課題項目 A - 定年延長についての文章のうち、"三権分立が揺らぐとか、現体制"から"高齢化で、年金財政も厳しいと聞く時期になりそれはいい話だと思いました。"までを一字一句変えずに打ち直してください。
課題項目 B -
定年延長についての文章を読んで、次の問いに答えてください。
(i) ネットでだいぶ揉めているのは、何の法案の採決についてですか？
(ii) 筆者は、論争があるとしたら何の論争だと述べていますか？
(iii) 筆者が社会人になった昭和57年、定年は何歳でしたか？

役職定年延長は否、定年延長は是

検察官の定年延長の法案を、このコロナの混乱の中採決するかで、ネットでだいぶ揉めてます。
三権分立が揺らぐとか、現体制支持擁護と反対派、、右と左で、論争になっています。有名人のツイートが拡散するのは、巣篭りでヒマだからや売名行為という批判もあり真偽もわかりません。
元々著名人は利用されやすい。ただここまで拡散が広がる元には何かあるのでしょうか。
私は基本的に定年延長、役職定年延長というのは、右左、保守革新といった立場で論争する問題ではなく、未来を見据えたものです。あるとしたら世代間の論争です。

私が社会人になった昭和57年、定年は55歳でした。その後60になり、40代半ばや50前後だったころぐらい、「定年は君が60になるころは65になっている」と言われました。
高齢化で、年金財政も厳しいと聞く時期になりそれはいい話だと思いました。

抽出データ -
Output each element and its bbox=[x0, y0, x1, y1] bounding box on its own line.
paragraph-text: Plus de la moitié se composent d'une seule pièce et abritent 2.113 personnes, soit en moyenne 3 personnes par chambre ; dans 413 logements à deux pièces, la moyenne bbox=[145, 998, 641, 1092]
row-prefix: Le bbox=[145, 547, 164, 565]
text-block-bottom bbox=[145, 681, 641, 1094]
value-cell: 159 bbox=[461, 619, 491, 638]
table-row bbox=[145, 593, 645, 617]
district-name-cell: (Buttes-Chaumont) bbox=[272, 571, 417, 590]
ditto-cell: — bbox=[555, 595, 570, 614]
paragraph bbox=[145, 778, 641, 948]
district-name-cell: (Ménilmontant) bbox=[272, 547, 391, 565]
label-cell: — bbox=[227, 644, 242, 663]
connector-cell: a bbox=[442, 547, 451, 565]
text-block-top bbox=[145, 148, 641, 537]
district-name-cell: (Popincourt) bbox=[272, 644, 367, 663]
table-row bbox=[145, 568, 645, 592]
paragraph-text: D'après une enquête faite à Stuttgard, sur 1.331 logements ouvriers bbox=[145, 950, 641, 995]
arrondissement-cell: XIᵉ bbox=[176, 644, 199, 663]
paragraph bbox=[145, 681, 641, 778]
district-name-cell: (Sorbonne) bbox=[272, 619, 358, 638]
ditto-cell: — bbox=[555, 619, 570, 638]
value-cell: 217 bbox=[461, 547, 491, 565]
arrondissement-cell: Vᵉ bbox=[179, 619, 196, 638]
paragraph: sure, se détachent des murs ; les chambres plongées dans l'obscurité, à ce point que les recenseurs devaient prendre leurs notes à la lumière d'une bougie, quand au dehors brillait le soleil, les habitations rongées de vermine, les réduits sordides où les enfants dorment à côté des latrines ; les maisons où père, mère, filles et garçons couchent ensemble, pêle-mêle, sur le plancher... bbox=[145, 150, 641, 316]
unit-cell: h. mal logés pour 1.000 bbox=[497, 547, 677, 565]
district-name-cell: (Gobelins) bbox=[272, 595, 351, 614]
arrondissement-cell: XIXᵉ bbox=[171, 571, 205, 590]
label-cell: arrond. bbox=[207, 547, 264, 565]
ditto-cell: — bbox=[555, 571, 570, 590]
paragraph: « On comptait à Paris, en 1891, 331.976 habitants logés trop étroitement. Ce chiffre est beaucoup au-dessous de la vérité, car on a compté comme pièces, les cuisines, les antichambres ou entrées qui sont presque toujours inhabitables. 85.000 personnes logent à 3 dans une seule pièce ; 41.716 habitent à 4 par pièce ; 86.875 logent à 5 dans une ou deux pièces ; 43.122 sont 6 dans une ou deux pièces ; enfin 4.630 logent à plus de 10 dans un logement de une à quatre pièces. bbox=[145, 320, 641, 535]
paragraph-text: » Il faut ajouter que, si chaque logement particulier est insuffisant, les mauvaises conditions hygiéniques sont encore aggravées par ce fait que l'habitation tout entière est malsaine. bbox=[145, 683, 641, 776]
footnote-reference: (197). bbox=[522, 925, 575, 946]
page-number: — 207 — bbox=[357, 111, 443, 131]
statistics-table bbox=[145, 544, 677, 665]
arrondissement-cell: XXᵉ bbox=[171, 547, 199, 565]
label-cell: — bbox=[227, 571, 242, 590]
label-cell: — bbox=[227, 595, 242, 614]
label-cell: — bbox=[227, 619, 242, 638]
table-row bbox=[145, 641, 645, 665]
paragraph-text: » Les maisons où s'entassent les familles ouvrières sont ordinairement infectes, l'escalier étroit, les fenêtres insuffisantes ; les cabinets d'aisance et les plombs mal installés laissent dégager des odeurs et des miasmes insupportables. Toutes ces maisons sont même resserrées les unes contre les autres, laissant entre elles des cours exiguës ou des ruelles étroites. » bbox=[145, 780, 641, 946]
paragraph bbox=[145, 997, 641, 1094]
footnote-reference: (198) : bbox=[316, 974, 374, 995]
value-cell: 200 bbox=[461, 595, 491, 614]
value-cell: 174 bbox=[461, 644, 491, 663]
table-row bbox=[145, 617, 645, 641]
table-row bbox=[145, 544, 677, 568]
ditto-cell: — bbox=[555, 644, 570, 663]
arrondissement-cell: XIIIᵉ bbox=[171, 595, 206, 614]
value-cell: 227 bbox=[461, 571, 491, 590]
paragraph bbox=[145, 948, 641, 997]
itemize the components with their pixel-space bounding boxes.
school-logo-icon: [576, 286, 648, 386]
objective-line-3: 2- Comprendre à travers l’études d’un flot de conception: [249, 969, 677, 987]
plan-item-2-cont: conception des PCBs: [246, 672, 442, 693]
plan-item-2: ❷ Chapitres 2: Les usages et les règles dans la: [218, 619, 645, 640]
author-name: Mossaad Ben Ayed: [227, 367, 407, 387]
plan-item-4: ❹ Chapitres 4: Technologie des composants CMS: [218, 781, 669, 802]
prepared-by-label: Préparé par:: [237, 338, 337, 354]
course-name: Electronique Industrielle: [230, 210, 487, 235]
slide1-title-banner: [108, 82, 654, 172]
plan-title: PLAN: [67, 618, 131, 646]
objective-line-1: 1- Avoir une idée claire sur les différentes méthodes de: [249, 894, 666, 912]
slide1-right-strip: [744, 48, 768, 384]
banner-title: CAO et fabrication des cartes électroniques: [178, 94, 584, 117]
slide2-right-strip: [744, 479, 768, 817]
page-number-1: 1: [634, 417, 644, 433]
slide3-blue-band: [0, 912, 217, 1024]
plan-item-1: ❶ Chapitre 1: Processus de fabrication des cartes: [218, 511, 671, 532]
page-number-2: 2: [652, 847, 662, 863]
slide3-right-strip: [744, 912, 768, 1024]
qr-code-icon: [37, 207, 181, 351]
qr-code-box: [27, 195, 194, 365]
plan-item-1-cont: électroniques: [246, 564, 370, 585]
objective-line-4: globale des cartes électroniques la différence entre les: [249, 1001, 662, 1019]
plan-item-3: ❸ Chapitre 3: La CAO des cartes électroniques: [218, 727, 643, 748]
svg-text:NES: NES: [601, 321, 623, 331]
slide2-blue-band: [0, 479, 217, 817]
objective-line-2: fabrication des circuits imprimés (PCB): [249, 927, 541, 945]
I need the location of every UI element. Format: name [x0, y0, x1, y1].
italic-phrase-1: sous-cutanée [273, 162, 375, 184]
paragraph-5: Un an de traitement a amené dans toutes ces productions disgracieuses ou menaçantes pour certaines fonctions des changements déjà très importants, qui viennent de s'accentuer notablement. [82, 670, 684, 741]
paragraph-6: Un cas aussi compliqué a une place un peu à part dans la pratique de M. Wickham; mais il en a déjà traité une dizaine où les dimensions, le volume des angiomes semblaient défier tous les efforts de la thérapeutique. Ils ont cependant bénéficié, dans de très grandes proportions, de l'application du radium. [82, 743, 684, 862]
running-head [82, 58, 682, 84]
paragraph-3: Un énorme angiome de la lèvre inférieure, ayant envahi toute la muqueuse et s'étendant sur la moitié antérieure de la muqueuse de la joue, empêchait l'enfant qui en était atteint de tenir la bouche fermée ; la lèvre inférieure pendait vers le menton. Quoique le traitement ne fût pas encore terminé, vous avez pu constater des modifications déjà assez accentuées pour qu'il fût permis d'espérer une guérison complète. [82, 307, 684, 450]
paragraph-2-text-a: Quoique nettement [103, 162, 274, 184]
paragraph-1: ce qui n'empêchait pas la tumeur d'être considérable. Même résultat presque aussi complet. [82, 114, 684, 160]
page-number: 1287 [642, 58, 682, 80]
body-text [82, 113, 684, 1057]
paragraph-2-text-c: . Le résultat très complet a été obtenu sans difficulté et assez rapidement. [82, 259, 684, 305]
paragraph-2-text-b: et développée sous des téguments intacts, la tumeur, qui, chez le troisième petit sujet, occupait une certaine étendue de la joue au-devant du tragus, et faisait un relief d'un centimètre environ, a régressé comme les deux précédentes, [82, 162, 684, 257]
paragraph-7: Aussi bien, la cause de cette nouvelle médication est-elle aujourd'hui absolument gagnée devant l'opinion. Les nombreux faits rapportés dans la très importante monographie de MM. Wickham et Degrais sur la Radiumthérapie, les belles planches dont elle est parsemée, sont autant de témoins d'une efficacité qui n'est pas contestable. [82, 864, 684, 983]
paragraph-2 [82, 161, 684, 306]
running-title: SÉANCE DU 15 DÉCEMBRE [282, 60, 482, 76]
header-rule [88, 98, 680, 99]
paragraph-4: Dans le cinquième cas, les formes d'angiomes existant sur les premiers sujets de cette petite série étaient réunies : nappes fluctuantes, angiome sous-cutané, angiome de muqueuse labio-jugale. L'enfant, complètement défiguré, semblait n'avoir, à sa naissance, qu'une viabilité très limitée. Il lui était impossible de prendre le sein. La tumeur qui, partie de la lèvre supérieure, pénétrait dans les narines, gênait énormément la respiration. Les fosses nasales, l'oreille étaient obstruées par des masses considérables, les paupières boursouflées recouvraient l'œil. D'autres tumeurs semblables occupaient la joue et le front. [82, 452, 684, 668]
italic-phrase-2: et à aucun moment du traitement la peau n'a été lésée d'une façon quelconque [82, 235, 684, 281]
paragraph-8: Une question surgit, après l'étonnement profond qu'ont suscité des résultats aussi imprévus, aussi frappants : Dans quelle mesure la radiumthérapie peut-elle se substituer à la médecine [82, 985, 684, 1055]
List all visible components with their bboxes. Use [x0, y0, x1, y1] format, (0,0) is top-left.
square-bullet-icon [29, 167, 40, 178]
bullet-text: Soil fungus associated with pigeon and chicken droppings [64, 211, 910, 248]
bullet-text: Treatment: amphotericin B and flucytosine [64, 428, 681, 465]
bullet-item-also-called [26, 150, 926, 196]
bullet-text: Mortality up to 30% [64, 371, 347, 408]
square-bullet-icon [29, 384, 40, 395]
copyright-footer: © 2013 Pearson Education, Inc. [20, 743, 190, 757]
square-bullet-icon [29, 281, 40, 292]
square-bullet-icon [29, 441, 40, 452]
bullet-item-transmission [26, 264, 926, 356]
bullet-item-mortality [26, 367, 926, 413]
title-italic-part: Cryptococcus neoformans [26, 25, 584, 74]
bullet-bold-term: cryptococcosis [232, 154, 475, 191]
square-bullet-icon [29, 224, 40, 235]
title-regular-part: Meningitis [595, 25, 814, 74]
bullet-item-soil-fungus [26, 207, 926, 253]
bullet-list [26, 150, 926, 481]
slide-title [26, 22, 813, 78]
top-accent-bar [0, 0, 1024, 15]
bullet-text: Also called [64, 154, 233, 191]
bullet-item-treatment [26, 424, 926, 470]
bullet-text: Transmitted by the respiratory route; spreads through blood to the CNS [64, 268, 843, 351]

期待される出力 A -
三権分立が揺らぐとか、現体制支持擁護と反対派、、右と左で、論争になっています。有名人のツイートが拡散するのは、巣篭りでヒマだからや売名行為という批判もあり真偽もわかりません。
元々著名人は利用されやすい。ただここまで拡散が広がる元には何かあるのでしょうか。
私は基本的に定年延長、役職定年延長というのは、右左、保守革新といった立場で論争する問題ではなく、未来を見据えたものです。あるとしたら世代間の論争です。

私が社会人になった昭和57年、定年は55歳でした。その後60になり、40代半ばや50前後だったころぐらい、「定年は君が60になるころは65になっている」と言われました。
高齢化で、年金財政も厳しいと聞く時期になりそれはいい話だと思いました。

期待される出力 B -
(i) 検察官の定年延長の法案
(ii) 世代間の論争
(iii) 55歳